- **Prompt**:
All entries are to be quoted exactly; the images stay out of the copy.

- **Provided data**:
>>>

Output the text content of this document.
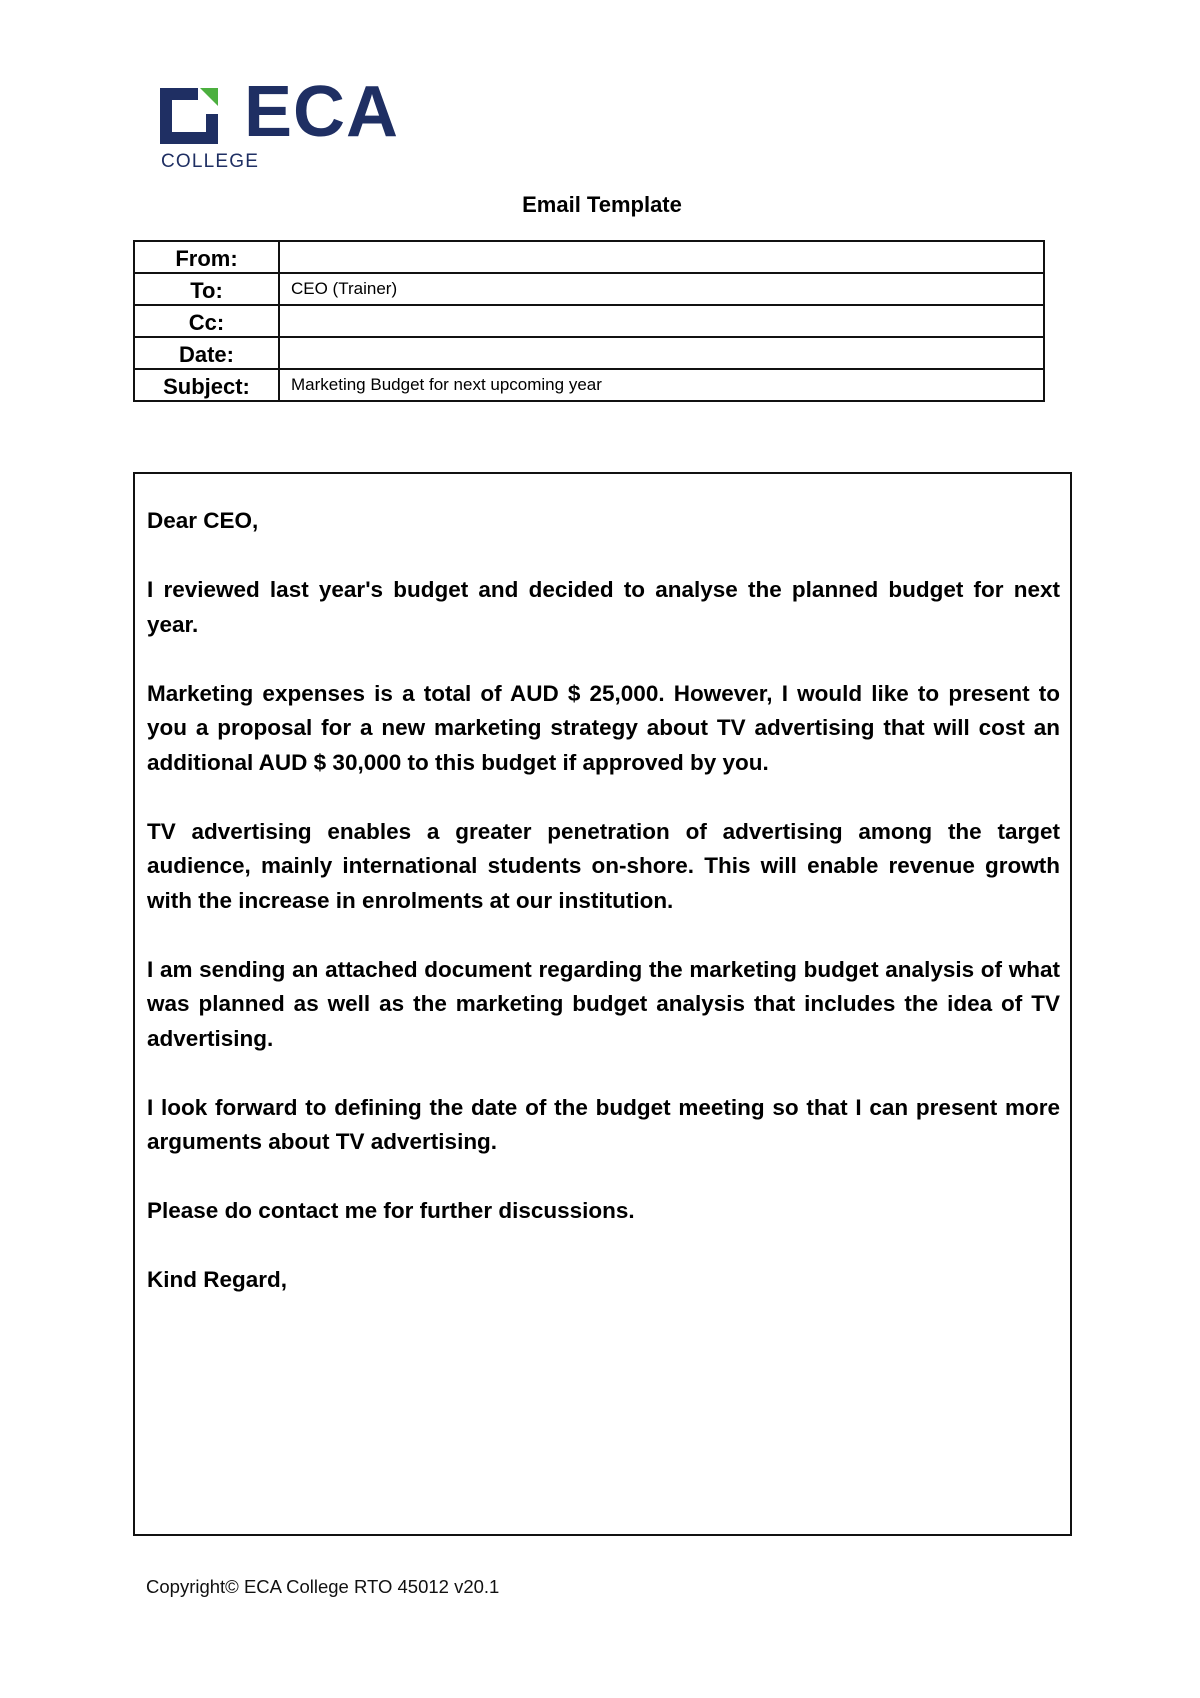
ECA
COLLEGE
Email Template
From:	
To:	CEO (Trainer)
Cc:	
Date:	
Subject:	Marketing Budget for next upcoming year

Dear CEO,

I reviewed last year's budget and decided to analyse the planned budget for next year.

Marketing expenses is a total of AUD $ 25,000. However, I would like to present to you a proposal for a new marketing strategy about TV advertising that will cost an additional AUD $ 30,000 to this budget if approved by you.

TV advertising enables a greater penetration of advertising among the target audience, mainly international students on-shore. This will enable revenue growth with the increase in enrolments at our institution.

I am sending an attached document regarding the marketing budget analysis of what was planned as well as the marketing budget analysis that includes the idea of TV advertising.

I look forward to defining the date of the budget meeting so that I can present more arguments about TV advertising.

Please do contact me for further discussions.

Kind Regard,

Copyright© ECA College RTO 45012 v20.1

<<<

- **Solution to the exercise**:
Output the text content of this document.
ECA
COLLEGE
Email Template
From:	
To:	CEO (Trainer)
Cc:	
Date:	
Subject:	Marketing Budget for next upcoming year

Dear CEO,

I reviewed last year's budget and decided to analyse the planned budget for next year.

Marketing expenses is a total of AUD $ 25,000. However, I would like to present to you a proposal for a new marketing strategy about TV advertising that will cost an additional AUD $ 30,000 to this budget if approved by you.

TV advertising enables a greater penetration of advertising among the target audience, mainly international students on-shore. This will enable revenue growth with the increase in enrolments at our institution.

I am sending an attached document regarding the marketing budget analysis of what was planned as well as the marketing budget analysis that includes the idea of TV advertising.

I look forward to defining the date of the budget meeting so that I can present more arguments about TV advertising.

Please do contact me for further discussions.

Kind Regard,

Copyright© ECA College RTO 45012 v20.1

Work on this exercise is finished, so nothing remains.